→ **課題**
以下のデータの先頭の行から「legend: Normal Attack」を含む行までを、両端の行も含めて、一字も変えずにそのまま出力しなさい。

→ **使用データ**
___

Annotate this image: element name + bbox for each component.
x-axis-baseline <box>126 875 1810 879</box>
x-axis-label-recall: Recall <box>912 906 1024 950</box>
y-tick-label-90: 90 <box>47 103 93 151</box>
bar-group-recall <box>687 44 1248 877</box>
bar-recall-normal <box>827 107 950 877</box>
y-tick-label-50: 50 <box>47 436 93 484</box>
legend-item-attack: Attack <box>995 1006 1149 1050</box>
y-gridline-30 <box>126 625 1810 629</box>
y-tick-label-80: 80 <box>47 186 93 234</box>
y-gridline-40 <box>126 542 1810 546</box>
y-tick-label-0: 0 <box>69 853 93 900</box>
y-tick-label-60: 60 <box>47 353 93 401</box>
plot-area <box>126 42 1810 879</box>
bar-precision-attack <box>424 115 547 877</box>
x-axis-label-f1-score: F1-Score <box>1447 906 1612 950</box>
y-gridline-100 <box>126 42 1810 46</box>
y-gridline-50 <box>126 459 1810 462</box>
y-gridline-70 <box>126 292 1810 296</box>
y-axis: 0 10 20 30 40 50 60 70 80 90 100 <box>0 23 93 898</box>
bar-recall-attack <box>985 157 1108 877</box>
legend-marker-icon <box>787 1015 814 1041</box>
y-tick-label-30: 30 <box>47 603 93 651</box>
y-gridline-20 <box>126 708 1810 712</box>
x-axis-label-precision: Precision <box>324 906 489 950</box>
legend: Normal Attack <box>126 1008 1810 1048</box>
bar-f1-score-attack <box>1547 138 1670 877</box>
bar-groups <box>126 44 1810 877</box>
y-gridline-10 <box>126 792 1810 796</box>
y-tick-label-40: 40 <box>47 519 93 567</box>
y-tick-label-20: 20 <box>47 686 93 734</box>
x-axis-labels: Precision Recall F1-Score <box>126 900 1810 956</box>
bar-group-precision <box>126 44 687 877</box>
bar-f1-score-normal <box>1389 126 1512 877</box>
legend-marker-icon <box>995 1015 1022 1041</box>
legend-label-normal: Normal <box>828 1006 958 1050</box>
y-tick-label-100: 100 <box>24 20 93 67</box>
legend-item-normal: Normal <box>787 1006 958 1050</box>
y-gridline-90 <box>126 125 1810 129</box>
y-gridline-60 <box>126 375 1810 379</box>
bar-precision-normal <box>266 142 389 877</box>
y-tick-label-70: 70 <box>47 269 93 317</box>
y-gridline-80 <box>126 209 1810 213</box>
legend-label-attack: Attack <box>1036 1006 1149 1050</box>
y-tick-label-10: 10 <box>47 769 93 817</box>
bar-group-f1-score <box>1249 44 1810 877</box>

___

→ **解答例**
Annotate this image: element name + bbox for each component.
x-axis-baseline <box>126 875 1810 879</box>
x-axis-label-recall: Recall <box>912 906 1024 950</box>
y-tick-label-90: 90 <box>47 103 93 151</box>
bar-group-recall <box>687 44 1248 877</box>
bar-recall-normal <box>827 107 950 877</box>
y-tick-label-50: 50 <box>47 436 93 484</box>
legend-item-attack: Attack <box>995 1006 1149 1050</box>
y-gridline-30 <box>126 625 1810 629</box>
y-tick-label-80: 80 <box>47 186 93 234</box>
y-gridline-40 <box>126 542 1810 546</box>
y-tick-label-0: 0 <box>69 853 93 900</box>
y-tick-label-60: 60 <box>47 353 93 401</box>
plot-area <box>126 42 1810 879</box>
bar-precision-attack <box>424 115 547 877</box>
x-axis-label-f1-score: F1-Score <box>1447 906 1612 950</box>
y-gridline-100 <box>126 42 1810 46</box>
y-gridline-50 <box>126 459 1810 462</box>
y-gridline-70 <box>126 292 1810 296</box>
y-axis: 0 10 20 30 40 50 60 70 80 90 100 <box>0 23 93 898</box>
bar-recall-attack <box>985 157 1108 877</box>
legend-marker-icon <box>787 1015 814 1041</box>
y-tick-label-30: 30 <box>47 603 93 651</box>
y-gridline-20 <box>126 708 1810 712</box>
x-axis-label-precision: Precision <box>324 906 489 950</box>
legend: Normal Attack <box>126 1008 1810 1048</box>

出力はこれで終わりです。